What you need to do
Extract all lines that hold the string "content".

Figure data in JSON
-.-.-

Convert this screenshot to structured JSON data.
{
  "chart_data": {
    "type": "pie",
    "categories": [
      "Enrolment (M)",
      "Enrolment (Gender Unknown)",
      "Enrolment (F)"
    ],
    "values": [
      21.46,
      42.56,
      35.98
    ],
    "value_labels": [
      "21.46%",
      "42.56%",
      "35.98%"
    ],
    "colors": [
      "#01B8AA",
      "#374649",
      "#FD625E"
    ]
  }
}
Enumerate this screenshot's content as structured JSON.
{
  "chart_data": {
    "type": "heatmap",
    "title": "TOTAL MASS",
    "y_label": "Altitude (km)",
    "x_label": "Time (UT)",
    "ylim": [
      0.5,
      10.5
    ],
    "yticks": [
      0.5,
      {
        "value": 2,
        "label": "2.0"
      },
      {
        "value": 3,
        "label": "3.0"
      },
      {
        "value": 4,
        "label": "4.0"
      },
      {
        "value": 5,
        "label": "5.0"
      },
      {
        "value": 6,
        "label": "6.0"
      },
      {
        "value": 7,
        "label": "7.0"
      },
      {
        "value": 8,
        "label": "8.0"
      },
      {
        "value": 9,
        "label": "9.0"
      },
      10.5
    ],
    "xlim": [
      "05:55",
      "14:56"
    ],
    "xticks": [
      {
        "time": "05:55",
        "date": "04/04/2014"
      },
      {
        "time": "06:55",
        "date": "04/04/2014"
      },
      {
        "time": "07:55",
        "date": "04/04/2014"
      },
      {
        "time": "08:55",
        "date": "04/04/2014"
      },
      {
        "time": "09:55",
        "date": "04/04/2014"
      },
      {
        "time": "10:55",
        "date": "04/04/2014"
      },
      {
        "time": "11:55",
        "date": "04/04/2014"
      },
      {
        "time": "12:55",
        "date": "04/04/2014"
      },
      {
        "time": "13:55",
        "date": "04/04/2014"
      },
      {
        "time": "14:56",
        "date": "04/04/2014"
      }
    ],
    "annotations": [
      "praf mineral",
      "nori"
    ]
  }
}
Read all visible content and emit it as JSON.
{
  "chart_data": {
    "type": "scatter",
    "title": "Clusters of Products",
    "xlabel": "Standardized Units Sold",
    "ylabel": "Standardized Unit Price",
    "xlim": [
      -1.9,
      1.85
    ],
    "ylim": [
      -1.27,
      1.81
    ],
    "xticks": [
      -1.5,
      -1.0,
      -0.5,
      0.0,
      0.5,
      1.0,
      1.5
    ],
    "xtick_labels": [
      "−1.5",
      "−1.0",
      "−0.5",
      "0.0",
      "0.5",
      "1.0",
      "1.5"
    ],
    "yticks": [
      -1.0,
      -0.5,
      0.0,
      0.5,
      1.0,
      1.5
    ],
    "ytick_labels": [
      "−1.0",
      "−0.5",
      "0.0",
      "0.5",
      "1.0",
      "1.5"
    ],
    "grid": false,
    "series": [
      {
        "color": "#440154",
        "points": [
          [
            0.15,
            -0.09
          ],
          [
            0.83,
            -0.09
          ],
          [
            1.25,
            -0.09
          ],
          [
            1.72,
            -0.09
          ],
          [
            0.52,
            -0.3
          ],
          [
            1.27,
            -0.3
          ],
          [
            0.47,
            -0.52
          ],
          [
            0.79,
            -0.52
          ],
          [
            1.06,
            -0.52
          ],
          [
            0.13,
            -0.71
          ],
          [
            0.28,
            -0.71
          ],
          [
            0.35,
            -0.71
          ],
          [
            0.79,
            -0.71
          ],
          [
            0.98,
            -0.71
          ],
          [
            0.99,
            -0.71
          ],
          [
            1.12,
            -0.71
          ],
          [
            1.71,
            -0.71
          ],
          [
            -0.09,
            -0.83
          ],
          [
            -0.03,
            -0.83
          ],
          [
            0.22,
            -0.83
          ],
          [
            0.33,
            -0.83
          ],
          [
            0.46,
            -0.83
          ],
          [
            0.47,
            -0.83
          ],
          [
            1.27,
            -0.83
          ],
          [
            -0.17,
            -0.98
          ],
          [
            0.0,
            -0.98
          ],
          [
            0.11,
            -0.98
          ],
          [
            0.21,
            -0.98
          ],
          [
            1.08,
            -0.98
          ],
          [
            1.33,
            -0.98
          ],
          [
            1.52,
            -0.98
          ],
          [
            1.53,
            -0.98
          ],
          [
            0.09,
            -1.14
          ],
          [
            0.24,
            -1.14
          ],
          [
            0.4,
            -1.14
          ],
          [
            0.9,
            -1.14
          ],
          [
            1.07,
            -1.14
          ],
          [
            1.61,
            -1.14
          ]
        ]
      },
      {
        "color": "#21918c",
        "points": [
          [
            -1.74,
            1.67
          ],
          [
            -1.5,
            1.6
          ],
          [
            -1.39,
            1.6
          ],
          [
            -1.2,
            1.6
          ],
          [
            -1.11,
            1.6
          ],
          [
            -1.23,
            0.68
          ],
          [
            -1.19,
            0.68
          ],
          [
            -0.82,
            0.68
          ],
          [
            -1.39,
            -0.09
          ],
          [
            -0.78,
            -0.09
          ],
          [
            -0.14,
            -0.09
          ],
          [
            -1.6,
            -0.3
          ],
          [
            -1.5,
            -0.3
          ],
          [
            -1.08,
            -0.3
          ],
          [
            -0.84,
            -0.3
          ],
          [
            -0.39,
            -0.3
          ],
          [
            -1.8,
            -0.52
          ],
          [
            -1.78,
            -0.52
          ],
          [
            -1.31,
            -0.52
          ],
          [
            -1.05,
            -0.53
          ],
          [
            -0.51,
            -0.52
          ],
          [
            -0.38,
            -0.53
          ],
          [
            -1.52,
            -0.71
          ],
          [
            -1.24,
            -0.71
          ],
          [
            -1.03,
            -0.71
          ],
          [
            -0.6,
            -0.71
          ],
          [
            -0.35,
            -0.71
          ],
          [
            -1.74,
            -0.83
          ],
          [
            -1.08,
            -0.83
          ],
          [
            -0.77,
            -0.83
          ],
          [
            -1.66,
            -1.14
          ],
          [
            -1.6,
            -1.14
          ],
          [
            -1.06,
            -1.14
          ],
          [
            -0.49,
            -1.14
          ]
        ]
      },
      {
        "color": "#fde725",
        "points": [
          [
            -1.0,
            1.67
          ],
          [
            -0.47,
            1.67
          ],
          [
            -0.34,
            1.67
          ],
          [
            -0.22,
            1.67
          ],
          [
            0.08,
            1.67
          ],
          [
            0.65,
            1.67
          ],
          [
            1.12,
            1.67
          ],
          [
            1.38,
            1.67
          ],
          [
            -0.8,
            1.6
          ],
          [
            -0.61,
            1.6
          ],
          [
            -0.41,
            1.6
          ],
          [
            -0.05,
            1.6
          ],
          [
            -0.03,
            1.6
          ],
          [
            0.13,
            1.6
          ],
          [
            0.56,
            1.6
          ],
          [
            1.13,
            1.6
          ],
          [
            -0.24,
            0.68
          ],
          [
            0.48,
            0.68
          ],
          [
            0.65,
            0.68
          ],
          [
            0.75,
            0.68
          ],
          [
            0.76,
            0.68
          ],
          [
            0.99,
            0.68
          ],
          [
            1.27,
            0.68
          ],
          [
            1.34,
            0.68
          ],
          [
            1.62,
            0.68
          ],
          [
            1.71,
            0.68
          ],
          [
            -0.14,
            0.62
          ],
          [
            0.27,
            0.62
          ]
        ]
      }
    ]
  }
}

-.-.-

Answer to this problem
Enumerate this screenshot's content as structured JSON.
Read all visible content and emit it as JSON.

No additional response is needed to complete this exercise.